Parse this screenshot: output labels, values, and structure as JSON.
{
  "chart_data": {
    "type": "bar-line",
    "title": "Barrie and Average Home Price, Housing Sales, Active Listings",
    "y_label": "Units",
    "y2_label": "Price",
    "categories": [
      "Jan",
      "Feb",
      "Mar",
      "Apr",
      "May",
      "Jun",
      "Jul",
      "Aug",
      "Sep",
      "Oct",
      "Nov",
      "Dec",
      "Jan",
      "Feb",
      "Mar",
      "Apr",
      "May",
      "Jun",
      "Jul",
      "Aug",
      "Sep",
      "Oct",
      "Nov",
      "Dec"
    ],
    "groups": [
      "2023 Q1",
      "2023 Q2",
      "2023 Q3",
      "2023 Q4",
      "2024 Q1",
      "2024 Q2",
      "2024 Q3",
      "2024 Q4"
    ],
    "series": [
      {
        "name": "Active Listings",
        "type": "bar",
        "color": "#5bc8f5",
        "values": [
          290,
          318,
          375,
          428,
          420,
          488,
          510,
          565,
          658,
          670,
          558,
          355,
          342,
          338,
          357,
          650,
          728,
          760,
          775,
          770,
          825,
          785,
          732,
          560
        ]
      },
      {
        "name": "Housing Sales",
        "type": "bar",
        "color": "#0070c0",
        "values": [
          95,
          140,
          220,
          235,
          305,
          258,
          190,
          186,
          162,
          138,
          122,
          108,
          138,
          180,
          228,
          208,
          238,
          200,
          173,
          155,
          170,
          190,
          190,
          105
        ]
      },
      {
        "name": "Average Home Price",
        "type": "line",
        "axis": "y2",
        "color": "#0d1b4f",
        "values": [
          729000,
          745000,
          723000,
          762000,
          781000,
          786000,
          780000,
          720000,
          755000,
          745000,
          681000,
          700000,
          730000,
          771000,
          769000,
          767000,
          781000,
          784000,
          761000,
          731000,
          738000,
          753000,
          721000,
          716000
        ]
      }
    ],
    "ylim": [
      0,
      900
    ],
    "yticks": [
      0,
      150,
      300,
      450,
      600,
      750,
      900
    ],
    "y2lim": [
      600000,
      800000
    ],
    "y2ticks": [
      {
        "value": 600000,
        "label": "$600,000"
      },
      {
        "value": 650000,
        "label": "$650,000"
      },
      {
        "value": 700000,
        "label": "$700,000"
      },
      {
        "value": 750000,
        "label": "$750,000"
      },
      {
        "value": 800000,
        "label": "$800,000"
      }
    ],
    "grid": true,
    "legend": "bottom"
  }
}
------
→ EXERCISE DESCRIPTION
Take every line containing the word "color" and copy it.

→ ANSWER FOR THE TASK
        "color": "#5bc8f5",
        "color": "#0070c0",
        "color": "#0d1b4f",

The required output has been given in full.